→ **EXTRACTED ENTRIES**

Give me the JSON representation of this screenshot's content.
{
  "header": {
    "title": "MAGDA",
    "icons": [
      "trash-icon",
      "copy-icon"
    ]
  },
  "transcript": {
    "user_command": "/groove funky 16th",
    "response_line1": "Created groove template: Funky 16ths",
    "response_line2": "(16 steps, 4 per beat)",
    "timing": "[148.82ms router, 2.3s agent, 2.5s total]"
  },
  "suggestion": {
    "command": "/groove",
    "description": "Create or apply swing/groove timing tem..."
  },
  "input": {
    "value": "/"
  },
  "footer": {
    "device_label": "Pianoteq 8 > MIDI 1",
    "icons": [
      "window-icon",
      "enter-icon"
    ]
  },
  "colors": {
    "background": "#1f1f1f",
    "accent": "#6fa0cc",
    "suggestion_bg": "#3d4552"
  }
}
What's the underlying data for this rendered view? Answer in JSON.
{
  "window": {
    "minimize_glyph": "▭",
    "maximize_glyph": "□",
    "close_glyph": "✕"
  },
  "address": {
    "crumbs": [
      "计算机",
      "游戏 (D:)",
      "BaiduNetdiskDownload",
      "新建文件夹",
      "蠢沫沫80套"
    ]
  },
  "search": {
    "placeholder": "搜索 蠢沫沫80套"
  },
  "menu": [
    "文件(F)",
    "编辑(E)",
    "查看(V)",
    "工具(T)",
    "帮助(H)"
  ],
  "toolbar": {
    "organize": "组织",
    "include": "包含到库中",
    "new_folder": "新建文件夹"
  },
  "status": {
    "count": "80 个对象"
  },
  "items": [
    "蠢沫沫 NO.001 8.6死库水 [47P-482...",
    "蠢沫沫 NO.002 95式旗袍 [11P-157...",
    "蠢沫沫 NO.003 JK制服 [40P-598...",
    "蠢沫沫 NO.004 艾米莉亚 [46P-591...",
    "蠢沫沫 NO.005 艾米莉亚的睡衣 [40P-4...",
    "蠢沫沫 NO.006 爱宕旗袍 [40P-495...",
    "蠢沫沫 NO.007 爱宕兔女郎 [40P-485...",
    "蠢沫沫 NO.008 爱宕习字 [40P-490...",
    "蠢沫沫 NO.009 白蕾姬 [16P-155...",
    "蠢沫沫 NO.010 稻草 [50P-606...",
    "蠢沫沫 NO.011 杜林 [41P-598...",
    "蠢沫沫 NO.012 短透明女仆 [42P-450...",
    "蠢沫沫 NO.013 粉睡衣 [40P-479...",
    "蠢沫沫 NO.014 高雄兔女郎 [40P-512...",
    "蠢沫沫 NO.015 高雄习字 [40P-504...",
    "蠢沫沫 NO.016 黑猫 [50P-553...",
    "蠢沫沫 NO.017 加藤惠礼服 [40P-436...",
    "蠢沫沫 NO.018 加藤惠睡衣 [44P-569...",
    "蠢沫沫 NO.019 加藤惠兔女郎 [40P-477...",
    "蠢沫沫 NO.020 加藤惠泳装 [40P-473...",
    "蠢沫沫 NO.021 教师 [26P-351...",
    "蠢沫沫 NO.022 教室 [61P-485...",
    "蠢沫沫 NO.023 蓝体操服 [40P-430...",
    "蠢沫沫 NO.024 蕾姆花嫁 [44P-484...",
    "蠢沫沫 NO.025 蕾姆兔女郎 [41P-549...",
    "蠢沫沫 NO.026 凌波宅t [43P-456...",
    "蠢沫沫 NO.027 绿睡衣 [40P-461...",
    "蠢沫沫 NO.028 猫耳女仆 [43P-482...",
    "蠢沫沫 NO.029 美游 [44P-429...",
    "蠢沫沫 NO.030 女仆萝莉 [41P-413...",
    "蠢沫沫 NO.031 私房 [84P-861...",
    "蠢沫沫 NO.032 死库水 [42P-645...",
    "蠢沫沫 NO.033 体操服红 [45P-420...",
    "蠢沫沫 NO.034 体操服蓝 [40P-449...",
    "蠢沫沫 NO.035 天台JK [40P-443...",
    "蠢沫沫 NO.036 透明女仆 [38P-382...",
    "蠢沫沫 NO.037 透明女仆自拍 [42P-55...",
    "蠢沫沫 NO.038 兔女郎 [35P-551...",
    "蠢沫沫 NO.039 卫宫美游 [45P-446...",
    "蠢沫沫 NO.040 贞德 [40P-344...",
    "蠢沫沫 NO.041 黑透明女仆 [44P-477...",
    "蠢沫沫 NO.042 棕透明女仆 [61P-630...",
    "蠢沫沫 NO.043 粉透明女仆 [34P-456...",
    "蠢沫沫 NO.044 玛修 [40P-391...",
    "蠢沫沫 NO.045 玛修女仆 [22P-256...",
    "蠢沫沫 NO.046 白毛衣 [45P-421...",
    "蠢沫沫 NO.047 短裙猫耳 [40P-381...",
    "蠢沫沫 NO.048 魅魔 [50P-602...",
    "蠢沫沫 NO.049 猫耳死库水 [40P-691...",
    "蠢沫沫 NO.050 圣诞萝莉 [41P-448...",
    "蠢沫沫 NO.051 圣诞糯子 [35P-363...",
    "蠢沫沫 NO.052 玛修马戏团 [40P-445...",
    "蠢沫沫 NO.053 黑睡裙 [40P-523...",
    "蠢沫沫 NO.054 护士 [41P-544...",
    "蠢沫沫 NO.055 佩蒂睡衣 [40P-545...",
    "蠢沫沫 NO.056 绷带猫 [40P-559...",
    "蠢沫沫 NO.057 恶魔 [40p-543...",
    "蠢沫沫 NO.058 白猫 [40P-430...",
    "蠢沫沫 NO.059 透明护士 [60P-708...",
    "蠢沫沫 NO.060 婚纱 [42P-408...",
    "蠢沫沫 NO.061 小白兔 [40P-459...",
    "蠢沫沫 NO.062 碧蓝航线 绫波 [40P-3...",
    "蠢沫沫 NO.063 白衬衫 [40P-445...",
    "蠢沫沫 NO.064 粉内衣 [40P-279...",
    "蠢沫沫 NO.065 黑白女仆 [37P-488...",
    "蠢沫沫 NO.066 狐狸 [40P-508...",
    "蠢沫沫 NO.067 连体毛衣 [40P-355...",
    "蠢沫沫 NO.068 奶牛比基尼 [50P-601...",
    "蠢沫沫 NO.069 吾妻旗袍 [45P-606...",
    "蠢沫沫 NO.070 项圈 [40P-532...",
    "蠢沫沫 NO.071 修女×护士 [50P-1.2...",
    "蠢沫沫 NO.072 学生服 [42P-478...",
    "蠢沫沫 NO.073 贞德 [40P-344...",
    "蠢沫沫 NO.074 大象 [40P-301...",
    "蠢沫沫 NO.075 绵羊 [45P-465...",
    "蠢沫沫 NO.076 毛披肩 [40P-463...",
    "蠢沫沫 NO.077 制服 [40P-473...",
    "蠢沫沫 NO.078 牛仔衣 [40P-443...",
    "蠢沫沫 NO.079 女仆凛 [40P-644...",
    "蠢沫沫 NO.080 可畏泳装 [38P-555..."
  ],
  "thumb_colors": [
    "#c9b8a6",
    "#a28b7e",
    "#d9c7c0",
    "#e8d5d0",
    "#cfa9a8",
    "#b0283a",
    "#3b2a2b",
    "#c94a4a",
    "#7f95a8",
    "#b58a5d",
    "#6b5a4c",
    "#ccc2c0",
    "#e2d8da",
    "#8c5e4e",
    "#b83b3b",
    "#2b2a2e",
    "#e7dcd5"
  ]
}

→ **DIRECTIONS**
Retype the material in full. Each word must match.

→ **FULL OUTPUT**
Give me the JSON representation of this screenshot's content.
{
  "header": {
    "title": "MAGDA",
    "icons": [
      "trash-icon",
      "copy-icon"
    ]
  },
  "transcript": {
    "user_command": "/groove funky 16th",
    "response_line1": "Created groove template: Funky 16ths",
    "response_line2": "(16 steps, 4 per beat)",
    "timing": "[148.82ms router, 2.3s agent, 2.5s total]"
  },
  "suggestion": {
    "command": "/groove",
    "description": "Create or apply swing/groove timing tem..."
  },
  "input": {
    "value": "/"
  },
  "footer": {
    "device_label": "Pianoteq 8 > MIDI 1",
    "icons": [
      "window-icon",
      "enter-icon"
    ]
  },
  "colors": {
    "background": "#1f1f1f",
    "accent": "#6fa0cc",
    "suggestion_bg": "#3d4552"
  }
}
What's the underlying data for this rendered view? Answer in JSON.
{
  "window": {
    "minimize_glyph": "▭",
    "maximize_glyph": "□",
    "close_glyph": "✕"
  },
  "address": {
    "crumbs": [
      "计算机",
      "游戏 (D:)",
      "BaiduNetdiskDownload",
      "新建文件夹",
      "蠢沫沫80套"
    ]
  },
  "search": {
    "placeholder": "搜索 蠢沫沫80套"
  },
  "menu": [
    "文件(F)",
    "编辑(E)",
    "查看(V)",
    "工具(T)",
    "帮助(H)"
  ],
  "toolbar": {
    "organize": "组织",
    "include": "包含到库中",
    "new_folder": "新建文件夹"
  },
  "status": {
    "count": "80 个对象"
  },
  "items": [
    "蠢沫沫 NO.001 8.6死库水 [47P-482...",
    "蠢沫沫 NO.002 95式旗袍 [11P-157...",
    "蠢沫沫 NO.003 JK制服 [40P-598...",
    "蠢沫沫 NO.004 艾米莉亚 [46P-591...",
    "蠢沫沫 NO.005 艾米莉亚的睡衣 [40P-4...",
    "蠢沫沫 NO.006 爱宕旗袍 [40P-495...",
    "蠢沫沫 NO.007 爱宕兔女郎 [40P-485...",
    "蠢沫沫 NO.008 爱宕习字 [40P-490...",
    "蠢沫沫 NO.009 白蕾姬 [16P-155...",
    "蠢沫沫 NO.010 稻草 [50P-606...",
    "蠢沫沫 NO.011 杜林 [41P-598...",
    "蠢沫沫 NO.012 短透明女仆 [42P-450...",
    "蠢沫沫 NO.013 粉睡衣 [40P-479...",
    "蠢沫沫 NO.014 高雄兔女郎 [40P-512...",
    "蠢沫沫 NO.015 高雄习字 [40P-504...",
    "蠢沫沫 NO.016 黑猫 [50P-553...",
    "蠢沫沫 NO.017 加藤惠礼服 [40P-436...",
    "蠢沫沫 NO.018 加藤惠睡衣 [44P-569...",
    "蠢沫沫 NO.019 加藤惠兔女郎 [40P-477...",
    "蠢沫沫 NO.020 加藤惠泳装 [40P-473...",
    "蠢沫沫 NO.021 教师 [26P-351...",
    "蠢沫沫 NO.022 教室 [61P-485...",
    "蠢沫沫 NO.023 蓝体操服 [40P-430...",
    "蠢沫沫 NO.024 蕾姆花嫁 [44P-484...",
    "蠢沫沫 NO.025 蕾姆兔女郎 [41P-549...",
    "蠢沫沫 NO.026 凌波宅t [43P-456...",
    "蠢沫沫 NO.027 绿睡衣 [40P-461...",
    "蠢沫沫 NO.028 猫耳女仆 [43P-482...",
    "蠢沫沫 NO.029 美游 [44P-429...",
    "蠢沫沫 NO.030 女仆萝莉 [41P-413...",
    "蠢沫沫 NO.031 私房 [84P-861...",
    "蠢沫沫 NO.032 死库水 [42P-645...",
    "蠢沫沫 NO.033 体操服红 [45P-420...",
    "蠢沫沫 NO.034 体操服蓝 [40P-449...",
    "蠢沫沫 NO.035 天台JK [40P-443...",
    "蠢沫沫 NO.036 透明女仆 [38P-382...",
    "蠢沫沫 NO.037 透明女仆自拍 [42P-55...",
    "蠢沫沫 NO.038 兔女郎 [35P-551...",
    "蠢沫沫 NO.039 卫宫美游 [45P-446...",
    "蠢沫沫 NO.040 贞德 [40P-344...",
    "蠢沫沫 NO.041 黑透明女仆 [44P-477...",
    "蠢沫沫 NO.042 棕透明女仆 [61P-630...",
    "蠢沫沫 NO.043 粉透明女仆 [34P-456...",
    "蠢沫沫 NO.044 玛修 [40P-391...",
    "蠢沫沫 NO.045 玛修女仆 [22P-256...",
    "蠢沫沫 NO.046 白毛衣 [45P-421...",
    "蠢沫沫 NO.047 短裙猫耳 [40P-381...",
    "蠢沫沫 NO.048 魅魔 [50P-602...",
    "蠢沫沫 NO.049 猫耳死库水 [40P-691...",
    "蠢沫沫 NO.050 圣诞萝莉 [41P-448...",
    "蠢沫沫 NO.051 圣诞糯子 [35P-363...",
    "蠢沫沫 NO.052 玛修马戏团 [40P-445...",
    "蠢沫沫 NO.053 黑睡裙 [40P-523...",
    "蠢沫沫 NO.054 护士 [41P-544...",
    "蠢沫沫 NO.055 佩蒂睡衣 [40P-545...",
    "蠢沫沫 NO.056 绷带猫 [40P-559...",
    "蠢沫沫 NO.057 恶魔 [40p-543...",
    "蠢沫沫 NO.058 白猫 [40P-430...",
    "蠢沫沫 NO.059 透明护士 [60P-708...",
    "蠢沫沫 NO.060 婚纱 [42P-408...",
    "蠢沫沫 NO.061 小白兔 [40P-459...",
    "蠢沫沫 NO.062 碧蓝航线 绫波 [40P-3...",
    "蠢沫沫 NO.063 白衬衫 [40P-445...",
    "蠢沫沫 NO.064 粉内衣 [40P-279...",
    "蠢沫沫 NO.065 黑白女仆 [37P-488...",
    "蠢沫沫 NO.066 狐狸 [40P-508...",
    "蠢沫沫 NO.067 连体毛衣 [40P-355...",
    "蠢沫沫 NO.068 奶牛比基尼 [50P-601...",
    "蠢沫沫 NO.069 吾妻旗袍 [45P-606...",
    "蠢沫沫 NO.070 项圈 [40P-532...",
    "蠢沫沫 NO.071 修女×护士 [50P-1.2...",
    "蠢沫沫 NO.072 学生服 [42P-478...",
    "蠢沫沫 NO.073 贞德 [40P-344...",
    "蠢沫沫 NO.074 大象 [40P-301...",
    "蠢沫沫 NO.075 绵羊 [45P-465...",
    "蠢沫沫 NO.076 毛披肩 [40P-463...",
    "蠢沫沫 NO.077 制服 [40P-473...",
    "蠢沫沫 NO.078 牛仔衣 [40P-443...",
    "蠢沫沫 NO.079 女仆凛 [40P-644...",
    "蠢沫沫 NO.080 可畏泳装 [38P-555..."
  ],
  "thumb_colors": [
    "#c9b8a6",
    "#a28b7e",
    "#d9c7c0",
    "#e8d5d0",
    "#cfa9a8",
    "#b0283a",
    "#3b2a2b",
    "#c94a4a",
    "#7f95a8",
    "#b58a5d",
    "#6b5a4c",
    "#ccc2c0",
    "#e2d8da",
    "#8c5e4e",
    "#b83b3b",
    "#2b2a2e",
    "#e7dcd5"
  ]
}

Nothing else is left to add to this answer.